**Task brief**
Every line of the records must be repeated exactly; pictures stay out.

Extracted records
# # # #
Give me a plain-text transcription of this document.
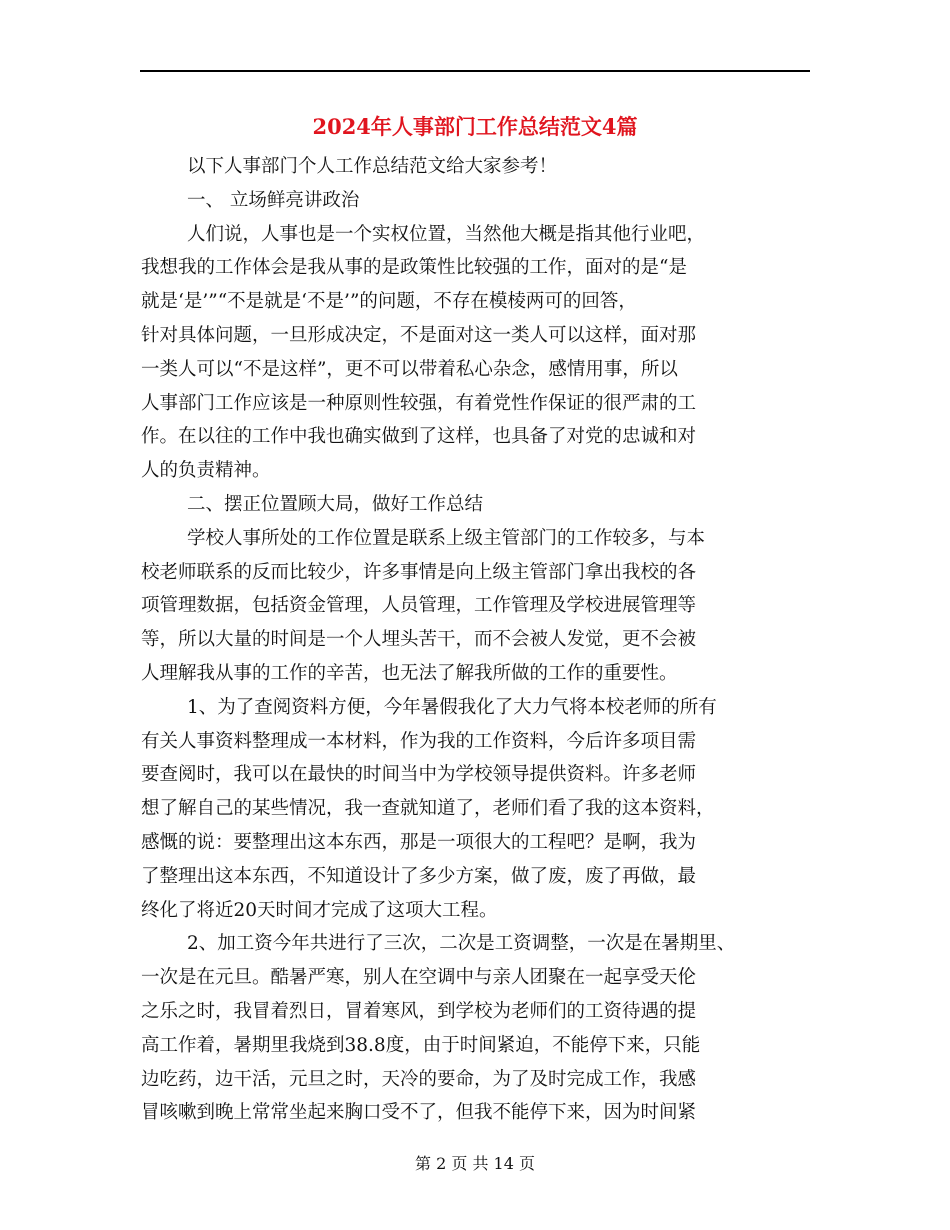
2024年人事部门工作总结范文4篇
以下人事部门个人工作总结范文给大家参考！
一、 立场鲜亮讲政治
人们说，人事也是一个实权位置，当然他大概是指其他行业吧，
我想我的工作体会是我从事的是政策性比较强的工作，面对的是“是
就是‘是’”“不是就是‘不是’”的问题，不存在模棱两可的回答，
针对具体问题，一旦形成决定，不是面对这一类人可以这样，面对那
一类人可以“不是这样”，更不可以带着私心杂念，感情用事，所以
人事部门工作应该是一种原则性较强，有着党性作保证的很严肃的工
作。在以往的工作中我也确实做到了这样，也具备了对党的忠诚和对
人的负责精神。
二、摆正位置顾大局，做好工作总结
学校人事所处的工作位置是联系上级主管部门的工作较多，与本
校老师联系的反而比较少，许多事情是向上级主管部门拿出我校的各
项管理数据，包括资金管理，人员管理，工作管理及学校进展管理等
等，所以大量的时间是一个人埋头苦干，而不会被人发觉，更不会被
人理解我从事的工作的辛苦，也无法了解我所做的工作的重要性。
1、为了查阅资料方便，今年暑假我化了大力气将本校老师的所有
有关人事资料整理成一本材料，作为我的工作资料，今后许多项目需
要查阅时，我可以在最快的时间当中为学校领导提供资料。许多老师
想了解自己的某些情况，我一查就知道了，老师们看了我的这本资料，
感慨的说：要整理出这本东西，那是一项很大的工程吧？是啊，我为
了整理出这本东西，不知道设计了多少方案，做了废，废了再做，最
终化了将近20天时间才完成了这项大工程。
2、加工资今年共进行了三次，二次是工资调整，一次是在暑期里、
一次是在元旦。酷暑严寒，别人在空调中与亲人团聚在一起享受天伦
之乐之时，我冒着烈日，冒着寒风，到学校为老师们的工资待遇的提
高工作着，暑期里我烧到38.8度，由于时间紧迫，不能停下来，只能
边吃药，边干活，元旦之时，天冷的要命，为了及时完成工作，我感
冒咳嗽到晚上常常坐起来胸口受不了，但我不能停下来，因为时间紧
第 2 页 共 14 页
# # # #
**Finished task**
Give me a plain-text transcription of this document.
2024年人事部门工作总结范文4篇
以下人事部门个人工作总结范文给大家参考！
一、 立场鲜亮讲政治
人们说，人事也是一个实权位置，当然他大概是指其他行业吧，
我想我的工作体会是我从事的是政策性比较强的工作，面对的是“是
就是‘是’”“不是就是‘不是’”的问题，不存在模棱两可的回答，
针对具体问题，一旦形成决定，不是面对这一类人可以这样，面对那
一类人可以“不是这样”，更不可以带着私心杂念，感情用事，所以
人事部门工作应该是一种原则性较强，有着党性作保证的很严肃的工
作。在以往的工作中我也确实做到了这样，也具备了对党的忠诚和对
人的负责精神。
二、摆正位置顾大局，做好工作总结
学校人事所处的工作位置是联系上级主管部门的工作较多，与本
校老师联系的反而比较少，许多事情是向上级主管部门拿出我校的各
项管理数据，包括资金管理，人员管理，工作管理及学校进展管理等
等，所以大量的时间是一个人埋头苦干，而不会被人发觉，更不会被
人理解我从事的工作的辛苦，也无法了解我所做的工作的重要性。
1、为了查阅资料方便，今年暑假我化了大力气将本校老师的所有
有关人事资料整理成一本材料，作为我的工作资料，今后许多项目需
要查阅时，我可以在最快的时间当中为学校领导提供资料。许多老师
想了解自己的某些情况，我一查就知道了，老师们看了我的这本资料，
感慨的说：要整理出这本东西，那是一项很大的工程吧？是啊，我为
了整理出这本东西，不知道设计了多少方案，做了废，废了再做，最
终化了将近20天时间才完成了这项大工程。
2、加工资今年共进行了三次，二次是工资调整，一次是在暑期里、
一次是在元旦。酷暑严寒，别人在空调中与亲人团聚在一起享受天伦
之乐之时，我冒着烈日，冒着寒风，到学校为老师们的工资待遇的提
高工作着，暑期里我烧到38.8度，由于时间紧迫，不能停下来，只能
边吃药，边干活，元旦之时，天冷的要命，为了及时完成工作，我感
冒咳嗽到晚上常常坐起来胸口受不了，但我不能停下来，因为时间紧
第 2 页 共 14 页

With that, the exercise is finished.